— Start of Listed records —

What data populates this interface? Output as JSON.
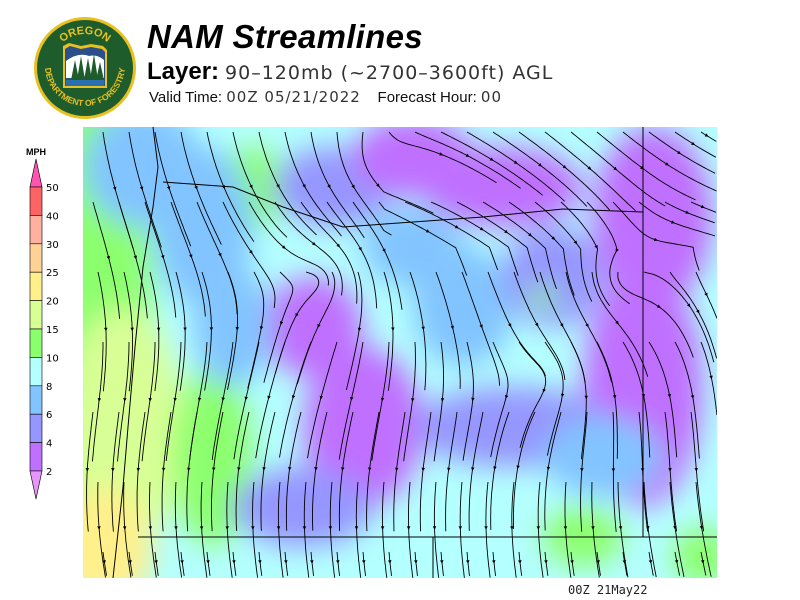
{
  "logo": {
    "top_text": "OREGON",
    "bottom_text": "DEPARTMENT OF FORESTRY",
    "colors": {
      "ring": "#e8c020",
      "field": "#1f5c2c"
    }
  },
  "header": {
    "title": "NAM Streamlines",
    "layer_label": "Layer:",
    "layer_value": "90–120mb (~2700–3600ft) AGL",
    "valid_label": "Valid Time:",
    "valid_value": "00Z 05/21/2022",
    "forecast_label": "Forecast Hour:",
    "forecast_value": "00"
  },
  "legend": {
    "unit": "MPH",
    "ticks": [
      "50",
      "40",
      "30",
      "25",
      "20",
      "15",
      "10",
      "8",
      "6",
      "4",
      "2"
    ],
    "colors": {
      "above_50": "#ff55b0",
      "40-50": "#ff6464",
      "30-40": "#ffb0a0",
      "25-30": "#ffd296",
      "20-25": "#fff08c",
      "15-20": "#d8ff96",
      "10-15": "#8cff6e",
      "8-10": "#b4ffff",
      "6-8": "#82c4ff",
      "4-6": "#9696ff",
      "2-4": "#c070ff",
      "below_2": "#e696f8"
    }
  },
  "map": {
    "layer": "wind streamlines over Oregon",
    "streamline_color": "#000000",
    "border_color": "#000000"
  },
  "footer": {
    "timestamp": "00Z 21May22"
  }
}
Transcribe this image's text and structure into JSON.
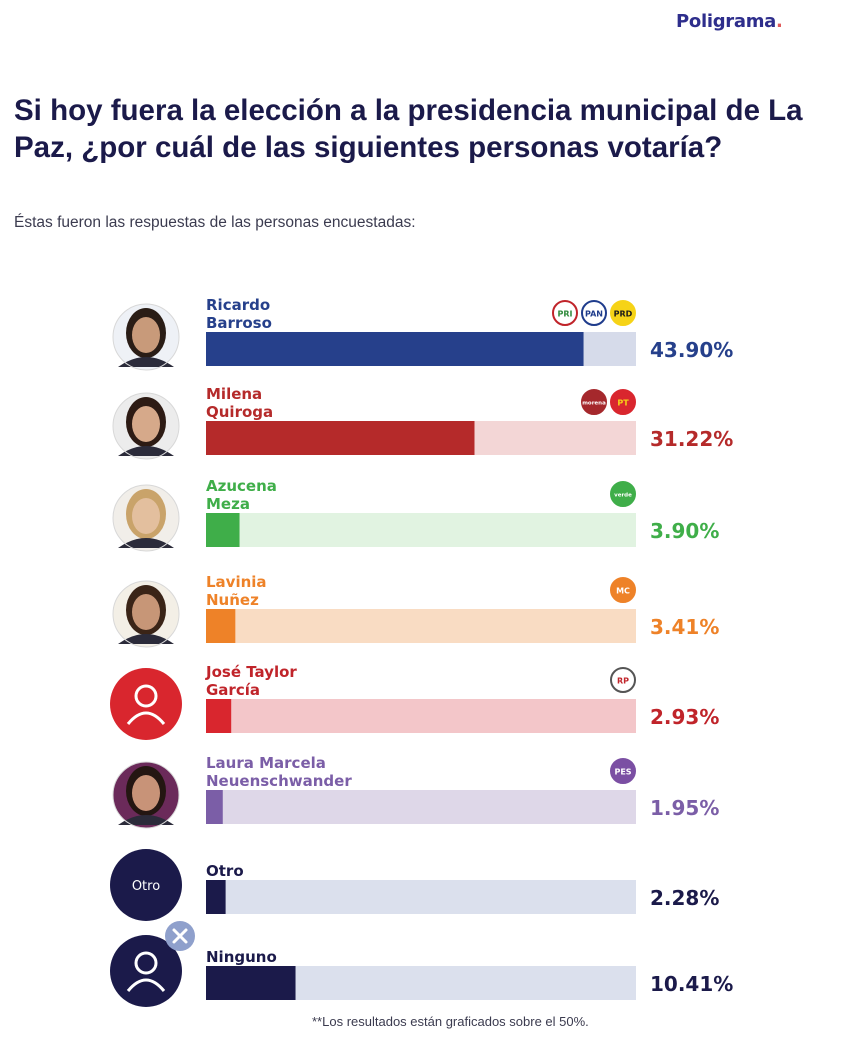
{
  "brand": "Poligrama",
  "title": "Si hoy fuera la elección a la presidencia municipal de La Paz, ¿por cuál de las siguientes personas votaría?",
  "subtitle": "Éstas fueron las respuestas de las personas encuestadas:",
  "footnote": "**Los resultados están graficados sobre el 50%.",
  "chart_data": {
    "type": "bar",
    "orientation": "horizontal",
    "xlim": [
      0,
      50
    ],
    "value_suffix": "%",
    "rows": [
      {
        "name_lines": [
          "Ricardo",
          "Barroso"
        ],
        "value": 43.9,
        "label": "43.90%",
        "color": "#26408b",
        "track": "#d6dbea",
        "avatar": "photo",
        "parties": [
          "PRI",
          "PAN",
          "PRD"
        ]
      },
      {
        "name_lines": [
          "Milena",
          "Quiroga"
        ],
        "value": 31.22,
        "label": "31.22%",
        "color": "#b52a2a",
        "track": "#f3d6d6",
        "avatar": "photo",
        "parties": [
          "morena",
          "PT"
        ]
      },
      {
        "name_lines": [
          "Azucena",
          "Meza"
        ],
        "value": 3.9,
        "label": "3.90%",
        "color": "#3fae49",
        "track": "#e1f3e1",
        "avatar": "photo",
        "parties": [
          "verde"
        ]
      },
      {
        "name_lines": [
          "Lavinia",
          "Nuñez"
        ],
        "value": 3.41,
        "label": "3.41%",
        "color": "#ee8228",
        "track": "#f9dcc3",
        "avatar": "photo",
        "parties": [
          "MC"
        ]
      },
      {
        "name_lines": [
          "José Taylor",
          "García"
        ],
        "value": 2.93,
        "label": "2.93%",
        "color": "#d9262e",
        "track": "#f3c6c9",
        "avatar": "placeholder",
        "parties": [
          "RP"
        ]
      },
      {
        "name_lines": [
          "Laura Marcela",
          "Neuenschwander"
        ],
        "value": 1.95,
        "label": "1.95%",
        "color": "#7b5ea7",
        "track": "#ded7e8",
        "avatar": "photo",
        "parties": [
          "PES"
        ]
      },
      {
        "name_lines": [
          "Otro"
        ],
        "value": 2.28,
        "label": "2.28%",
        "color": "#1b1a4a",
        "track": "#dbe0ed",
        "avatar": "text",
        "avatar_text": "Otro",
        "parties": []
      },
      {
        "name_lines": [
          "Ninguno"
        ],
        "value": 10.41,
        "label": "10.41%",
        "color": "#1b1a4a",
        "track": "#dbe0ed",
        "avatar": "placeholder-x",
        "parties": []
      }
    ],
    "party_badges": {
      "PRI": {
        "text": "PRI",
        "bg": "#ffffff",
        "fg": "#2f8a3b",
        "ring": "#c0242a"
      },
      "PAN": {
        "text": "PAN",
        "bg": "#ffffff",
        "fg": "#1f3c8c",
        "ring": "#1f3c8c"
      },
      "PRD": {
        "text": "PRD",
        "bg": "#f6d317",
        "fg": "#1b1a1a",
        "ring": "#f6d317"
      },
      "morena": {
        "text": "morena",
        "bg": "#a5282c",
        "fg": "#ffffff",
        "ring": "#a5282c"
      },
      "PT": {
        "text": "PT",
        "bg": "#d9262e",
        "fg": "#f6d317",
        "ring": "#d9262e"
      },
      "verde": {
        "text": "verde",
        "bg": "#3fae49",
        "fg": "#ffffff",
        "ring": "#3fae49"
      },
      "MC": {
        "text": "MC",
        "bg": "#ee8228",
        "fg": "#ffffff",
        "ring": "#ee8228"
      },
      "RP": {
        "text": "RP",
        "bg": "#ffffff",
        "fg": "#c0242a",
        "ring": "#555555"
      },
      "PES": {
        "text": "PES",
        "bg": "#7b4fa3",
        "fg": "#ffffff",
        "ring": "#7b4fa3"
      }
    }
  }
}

— End of Listed records —

*To be done*:
Write out all the entries exactly, except for the pictures.

*Reply to the exercise*:
What data populates this interface? Output as JSON.
{
  "logo": {
    "top_text": "OREGON",
    "bottom_text": "DEPARTMENT OF FORESTRY",
    "colors": {
      "ring": "#e8c020",
      "field": "#1f5c2c"
    }
  },
  "header": {
    "title": "NAM Streamlines",
    "layer_label": "Layer:",
    "layer_value": "90–120mb (~2700–3600ft) AGL",
    "valid_label": "Valid Time:",
    "valid_value": "00Z 05/21/2022",
    "forecast_label": "Forecast Hour:",
    "forecast_value": "00"
  },
  "legend": {
    "unit": "MPH",
    "ticks": [
      "50",
      "40",
      "30",
      "25",
      "20",
      "15",
      "10",
      "8",
      "6",
      "4",
      "2"
    ],
    "colors": {
      "above_50": "#ff55b0",
      "40-50": "#ff6464",
      "30-40": "#ffb0a0",
      "25-30": "#ffd296",
      "20-25": "#fff08c",
      "15-20": "#d8ff96",
      "10-15": "#8cff6e",
      "8-10": "#b4ffff",
      "6-8": "#82c4ff",
      "4-6": "#9696ff",
      "2-4": "#c070ff",
      "below_2": "#e696f8"
    }
  },
  "map": {
    "layer": "wind streamlines over Oregon",
    "streamline_color": "#000000",
    "border_color": "#000000"
  },
  "footer": {
    "timestamp": "00Z 21May22"
  }
}
Transcribe this image's text and structure into JSON.
{
  "brand": "Poligrama",
  "title": "Si hoy fuera la elección a la presidencia municipal de La Paz, ¿por cuál de las siguientes personas votaría?",
  "subtitle": "Éstas fueron las respuestas de las personas encuestadas:",
  "footnote": "**Los resultados están graficados sobre el 50%.",
  "chart_data": {
    "type": "bar",
    "orientation": "horizontal",
    "xlim": [
      0,
      50
    ],
    "value_suffix": "%",
    "rows": [
      {
        "name_lines": [
          "Ricardo",
          "Barroso"
        ],
        "value": 43.9,
        "label": "43.90%",
        "color": "#26408b",
        "track": "#d6dbea",
        "avatar": "photo",
        "parties": [
          "PRI",
          "PAN",
          "PRD"
        ]
      },
      {
        "name_lines": [
          "Milena",
          "Quiroga"
        ],
        "value": 31.22,
        "label": "31.22%",
        "color": "#b52a2a",
        "track": "#f3d6d6",
        "avatar": "photo",
        "parties": [
          "morena",
          "PT"
        ]
      },
      {
        "name_lines": [
          "Azucena",
          "Meza"
        ],
        "value": 3.9,
        "label": "3.90%",
        "color": "#3fae49",
        "track": "#e1f3e1",
        "avatar": "photo",
        "parties": [
          "verde"
        ]
      },
      {
        "name_lines": [
          "Lavinia",
          "Nuñez"
        ],
        "value": 3.41,
        "label": "3.41%",
        "color": "#ee8228",
        "track": "#f9dcc3",
        "avatar": "photo",
        "parties": [
          "MC"
        ]
      },
      {
        "name_lines": [
          "José Taylor",
          "García"
        ],
        "value": 2.93,
        "label": "2.93%",
        "color": "#d9262e",
        "track": "#f3c6c9",
        "avatar": "placeholder",
        "parties": [
          "RP"
        ]
      },
      {
        "name_lines": [
          "Laura Marcela",
          "Neuenschwander"
        ],
        "value": 1.95,
        "label": "1.95%",
        "color": "#7b5ea7",
        "track": "#ded7e8",
        "avatar": "photo",
        "parties": [
          "PES"
        ]
      },
      {
        "name_lines": [
          "Otro"
        ],
        "value": 2.28,
        "label": "2.28%",
        "color": "#1b1a4a",
        "track": "#dbe0ed",
        "avatar": "text",
        "avatar_text": "Otro",
        "parties": []
      },
      {
        "name_lines": [
          "Ninguno"
        ],
        "value": 10.41,
        "label": "10.41%",
        "color": "#1b1a4a",
        "track": "#dbe0ed",
        "avatar": "placeholder-x",
        "parties": []
      }
    ],
    "party_badges": {
      "PRI": {
        "text": "PRI",
        "bg": "#ffffff",
        "fg": "#2f8a3b",
        "ring": "#c0242a"
      },
      "PAN": {
        "text": "PAN",
        "bg": "#ffffff",
        "fg": "#1f3c8c",
        "ring": "#1f3c8c"
      },
      "PRD": {
        "text": "PRD",
        "bg": "#f6d317",
        "fg": "#1b1a1a",
        "ring": "#f6d317"
      },
      "morena": {
        "text": "morena",
        "bg": "#a5282c",
        "fg": "#ffffff",
        "ring": "#a5282c"
      },
      "PT": {
        "text": "PT",
        "bg": "#d9262e",
        "fg": "#f6d317",
        "ring": "#d9262e"
      },
      "verde": {
        "text": "verde",
        "bg": "#3fae49",
        "fg": "#ffffff",
        "ring": "#3fae49"
      },
      "MC": {
        "text": "MC",
        "bg": "#ee8228",
        "fg": "#ffffff",
        "ring": "#ee8228"
      },
      "RP": {
        "text": "RP",
        "bg": "#ffffff",
        "fg": "#c0242a",
        "ring": "#555555"
      },
      "PES": {
        "text": "PES",
        "bg": "#7b4fa3",
        "fg": "#ffffff",
        "ring": "#7b4fa3"
      }
    }
  }
}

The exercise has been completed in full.